#### [What this task involves]
Your task is to give the number of lines in the listing that include "query", and nothing else.

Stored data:
⁂

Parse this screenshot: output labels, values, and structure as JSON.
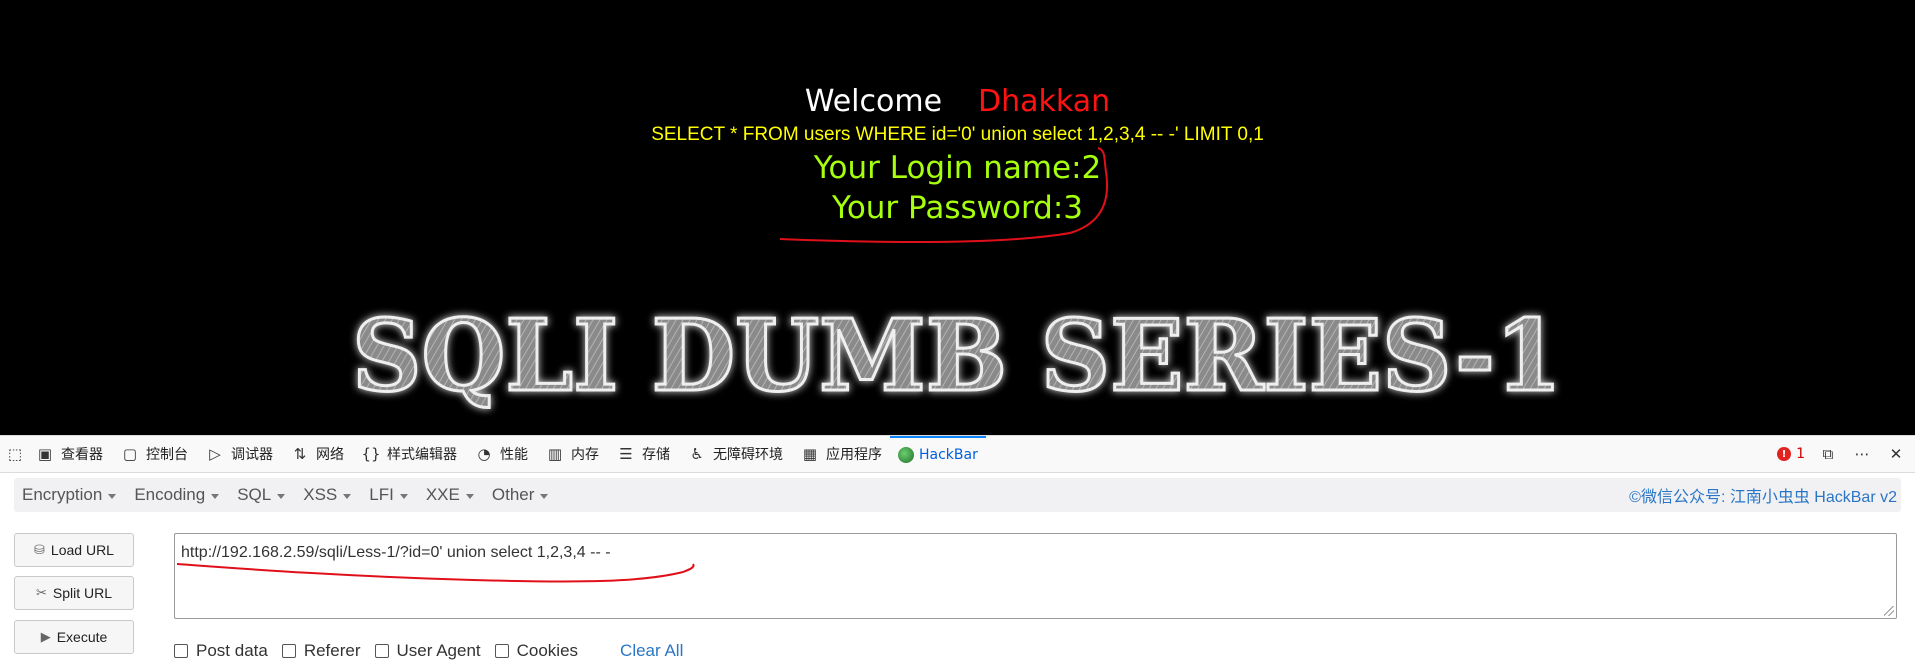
{
  "page": {
    "welcome_label": "Welcome",
    "welcome_name": "Dhakkan",
    "query": "SELECT * FROM users WHERE id='0' union select 1,2,3,4 -- -' LIMIT 0,1",
    "login_name": "Your Login name:2",
    "password": "Your Password:3",
    "logo_text": "SQLI DUMB SERIES-1"
  },
  "devtools": {
    "tabs": [
      {
        "label": "查看器",
        "icon": "inspector-icon"
      },
      {
        "label": "控制台",
        "icon": "console-icon"
      },
      {
        "label": "调试器",
        "icon": "debugger-icon"
      },
      {
        "label": "网络",
        "icon": "network-icon"
      },
      {
        "label": "样式编辑器",
        "icon": "style-editor-icon"
      },
      {
        "label": "性能",
        "icon": "performance-icon"
      },
      {
        "label": "内存",
        "icon": "memory-icon"
      },
      {
        "label": "存储",
        "icon": "storage-icon"
      },
      {
        "label": "无障碍环境",
        "icon": "accessibility-icon"
      },
      {
        "label": "应用程序",
        "icon": "application-icon"
      },
      {
        "label": "HackBar",
        "icon": "hackbar-icon"
      }
    ],
    "error_count": "1"
  },
  "hackbar": {
    "menus": [
      "Encryption",
      "Encoding",
      "SQL",
      "XSS",
      "LFI",
      "XXE",
      "Other"
    ],
    "credit": "©微信公众号: 江南小虫虫 HackBar v2",
    "buttons": {
      "load": "Load URL",
      "split": "Split URL",
      "execute": "Execute"
    },
    "url_value": "http://192.168.2.59/sqli/Less-1/?id=0' union select 1,2,3,4 -- -",
    "options": {
      "post": "Post data",
      "referer": "Referer",
      "user_agent": "User Agent",
      "cookies": "Cookies"
    },
    "clear_all": "Clear All"
  },
  "colors": {
    "welcome_name": "#ff1212",
    "query": "#ffff00",
    "result": "#a5ff0d",
    "annotation": "#e0101a",
    "link": "#2a76c6"
  }
}
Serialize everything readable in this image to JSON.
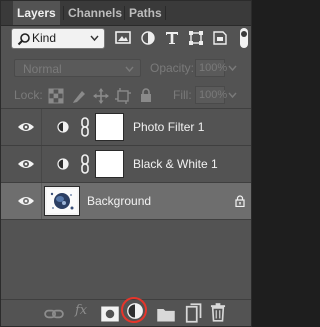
{
  "tabs": [
    {
      "label": "Layers",
      "active": true
    },
    {
      "label": "Channels",
      "active": false
    },
    {
      "label": "Paths",
      "active": false
    }
  ],
  "filter": {
    "kind_label": "Kind",
    "filter_icons": [
      "pixel-filter-icon",
      "adjustment-filter-icon",
      "type-filter-icon",
      "shape-filter-icon",
      "smart-object-filter-icon"
    ]
  },
  "blend": {
    "mode": "Normal",
    "opacity_label": "Opacity:",
    "opacity_value": "100%"
  },
  "lock": {
    "label": "Lock:",
    "fill_label": "Fill:",
    "fill_value": "100%"
  },
  "layers": [
    {
      "name": "Photo Filter 1",
      "type": "adjustment",
      "visible": true,
      "selected": false
    },
    {
      "name": "Black & White 1",
      "type": "adjustment",
      "visible": true,
      "selected": false
    },
    {
      "name": "Background",
      "type": "pixel",
      "visible": true,
      "selected": true,
      "locked": true
    }
  ],
  "footer_icons": [
    "link-layers-icon",
    "fx-icon",
    "add-mask-icon",
    "new-adjustment-layer-icon",
    "new-group-icon",
    "new-layer-icon",
    "trash-icon"
  ],
  "footer_fx_label": "fx",
  "colors": {
    "panel_bg": "#535353",
    "selected_row": "#6e6e6e",
    "highlight_ring": "#e6352b"
  }
}
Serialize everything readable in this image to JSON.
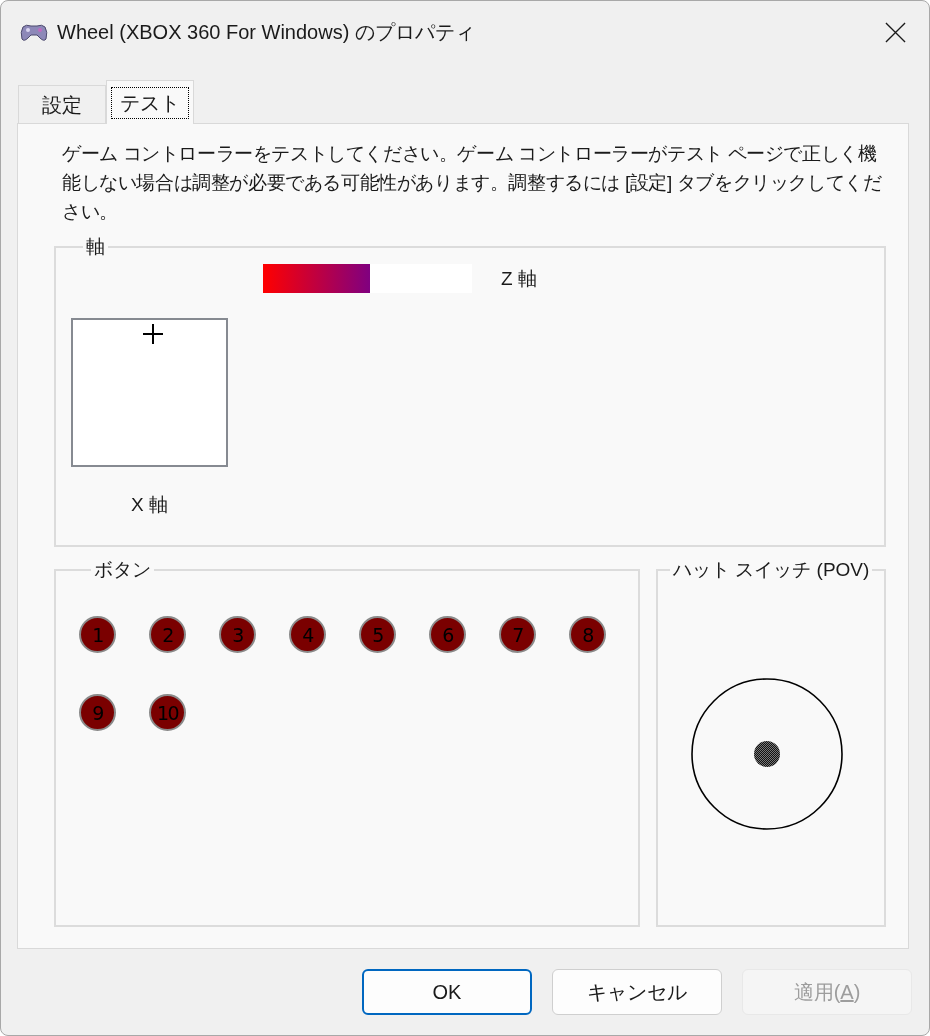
{
  "window": {
    "title": "Wheel (XBOX 360 For Windows) のプロパティ"
  },
  "tabs": [
    {
      "label": "設定",
      "selected": false
    },
    {
      "label": "テスト",
      "selected": true
    }
  ],
  "description": "ゲーム コントローラーをテストしてください。ゲーム コントローラーがテスト ページで正しく機能しない場合は調整が必要である可能性があります。調整するには [設定] タブをクリックしてください。",
  "axes": {
    "title": "軸",
    "z_axis": {
      "label": "Z 軸",
      "level": 0.51
    },
    "x_axis": {
      "label": "X 軸",
      "level": 0.52
    }
  },
  "buttons_group": {
    "title": "ボタン",
    "buttons": [
      {
        "label": "1",
        "pressed": false
      },
      {
        "label": "2",
        "pressed": false
      },
      {
        "label": "3",
        "pressed": false
      },
      {
        "label": "4",
        "pressed": false
      },
      {
        "label": "5",
        "pressed": false
      },
      {
        "label": "6",
        "pressed": false
      },
      {
        "label": "7",
        "pressed": false
      },
      {
        "label": "8",
        "pressed": false
      },
      {
        "label": "9",
        "pressed": false
      },
      {
        "label": "10",
        "pressed": false
      }
    ]
  },
  "pov": {
    "title": "ハット スイッチ (POV)"
  },
  "dialog_buttons": [
    {
      "label": "OK",
      "default": true,
      "disabled": false
    },
    {
      "label": "キャンセル",
      "default": false,
      "disabled": false
    },
    {
      "label": "適用(",
      "access_key": "A",
      "label_end": ")",
      "default": false,
      "disabled": true
    }
  ]
}
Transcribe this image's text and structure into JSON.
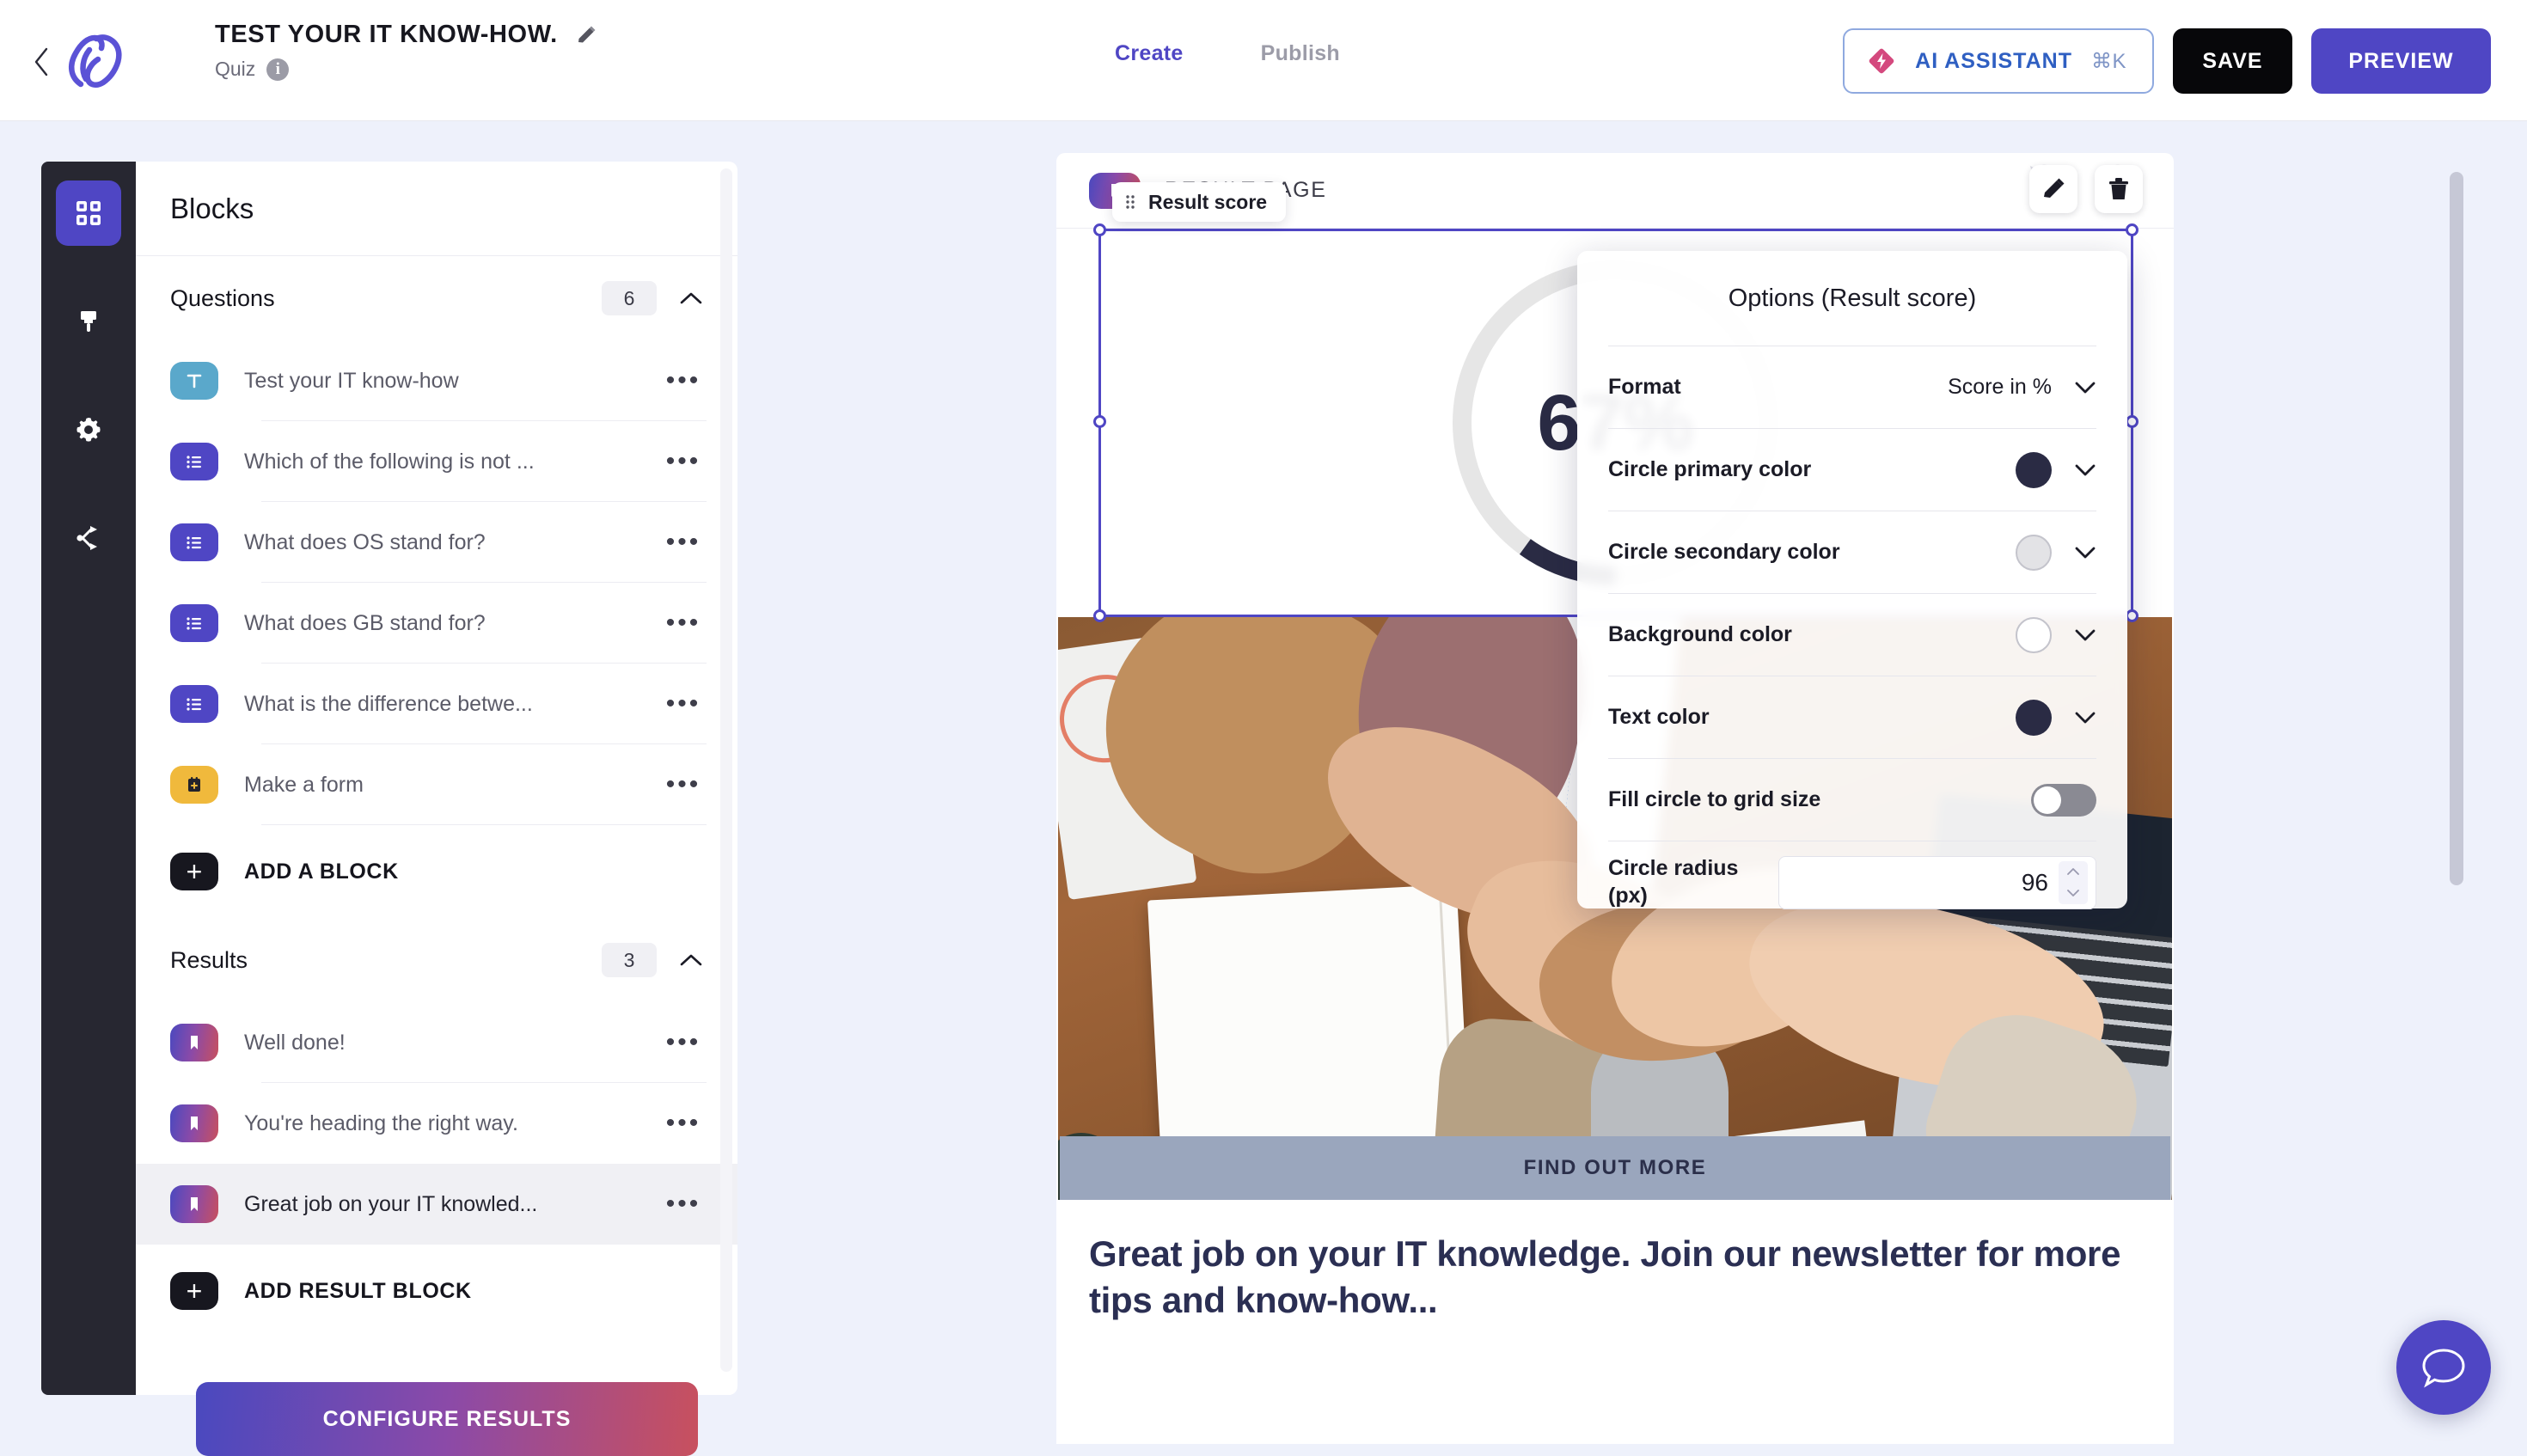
{
  "header": {
    "back_icon": "chevron-left-icon",
    "logo_icon": "brand-logo-icon",
    "title": "TEST YOUR IT KNOW-HOW.",
    "title_edit_icon": "pencil-icon",
    "subtitle": "Quiz",
    "info_icon": "info-icon",
    "info_glyph": "i",
    "tabs": [
      {
        "label": "Create",
        "active": true
      },
      {
        "label": "Publish",
        "active": false
      }
    ],
    "ai_button": {
      "icon": "ai-diamond-icon",
      "label": "AI ASSISTANT",
      "shortcut": "⌘K"
    },
    "save_label": "SAVE",
    "preview_label": "PREVIEW"
  },
  "rail": {
    "items": [
      {
        "name": "blocks",
        "icon": "grid-icon",
        "active": true
      },
      {
        "name": "design",
        "icon": "paintbrush-icon",
        "active": false
      },
      {
        "name": "settings",
        "icon": "gear-icon",
        "active": false
      },
      {
        "name": "logic",
        "icon": "share-branch-icon",
        "active": false
      }
    ]
  },
  "blocks_panel": {
    "title": "Blocks",
    "questions_section": {
      "label": "Questions",
      "count": "6",
      "caret_icon": "chevron-up-icon",
      "items": [
        {
          "label": "Test your IT know-how",
          "icon": "text-block-icon",
          "type": "text",
          "selected": false,
          "menu_icon": "ellipsis-icon"
        },
        {
          "label": "Which of the following is not ...",
          "icon": "choice-block-icon",
          "type": "choice",
          "selected": false,
          "menu_icon": "ellipsis-icon"
        },
        {
          "label": "What does OS stand for?",
          "icon": "choice-block-icon",
          "type": "choice",
          "selected": false,
          "menu_icon": "ellipsis-icon"
        },
        {
          "label": "What does GB stand for?",
          "icon": "choice-block-icon",
          "type": "choice",
          "selected": false,
          "menu_icon": "ellipsis-icon"
        },
        {
          "label": "What is the difference betwe...",
          "icon": "choice-block-icon",
          "type": "choice",
          "selected": false,
          "menu_icon": "ellipsis-icon"
        },
        {
          "label": "Make a form",
          "icon": "form-block-icon",
          "type": "form",
          "selected": false,
          "menu_icon": "ellipsis-icon"
        }
      ],
      "add_label": "ADD A BLOCK",
      "add_icon": "plus-icon"
    },
    "results_section": {
      "label": "Results",
      "count": "3",
      "caret_icon": "chevron-up-icon",
      "items": [
        {
          "label": "Well done!",
          "icon": "result-block-icon",
          "type": "result",
          "selected": false,
          "menu_icon": "ellipsis-icon"
        },
        {
          "label": "You're heading the right way.",
          "icon": "result-block-icon",
          "type": "result",
          "selected": false,
          "menu_icon": "ellipsis-icon"
        },
        {
          "label": "Great job on your IT knowled...",
          "icon": "result-block-icon",
          "type": "result",
          "selected": true,
          "menu_icon": "ellipsis-icon"
        }
      ],
      "add_label": "ADD RESULT BLOCK",
      "add_icon": "plus-icon"
    },
    "configure_label": "CONFIGURE RESULTS"
  },
  "canvas": {
    "page_icon": "result-page-icon",
    "page_label": "RESULT PAGE",
    "undo_icon": "undo-icon",
    "redo_icon": "redo-icon",
    "edit_icon": "pencil-icon",
    "delete_icon": "trash-icon",
    "block_chip": {
      "grip_icon": "drag-grip-icon",
      "label": "Result score"
    },
    "score_value": "67%",
    "score_percent": 67,
    "ring_primary_color": "#2a2b44",
    "ring_secondary_color": "#e6e6e6",
    "find_out_more_label": "FIND OUT MORE",
    "result_text": "Great job on your IT knowledge. Join our newsletter for more tips and know-how..."
  },
  "options_panel": {
    "title": "Options (Result score)",
    "rows": [
      {
        "label": "Format",
        "kind": "select",
        "value": "Score in %",
        "chevron_icon": "chevron-down-icon"
      },
      {
        "label": "Circle primary color",
        "kind": "color",
        "color": "#2a2b44",
        "chevron_icon": "chevron-down-icon"
      },
      {
        "label": "Circle secondary color",
        "kind": "color",
        "color": "#e3e3e6",
        "chevron_icon": "chevron-down-icon"
      },
      {
        "label": "Background color",
        "kind": "color",
        "color": "#ffffff",
        "chevron_icon": "chevron-down-icon"
      },
      {
        "label": "Text color",
        "kind": "color",
        "color": "#2a2b44",
        "chevron_icon": "chevron-down-icon"
      },
      {
        "label": "Fill circle to grid size",
        "kind": "toggle",
        "value": "off"
      },
      {
        "label": "Circle radius (px)",
        "kind": "number",
        "value": "96",
        "up_icon": "chevron-up-icon",
        "down_icon": "chevron-down-icon"
      }
    ]
  },
  "chat": {
    "icon": "chat-bubble-icon"
  }
}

⁂

#### [Task response]
2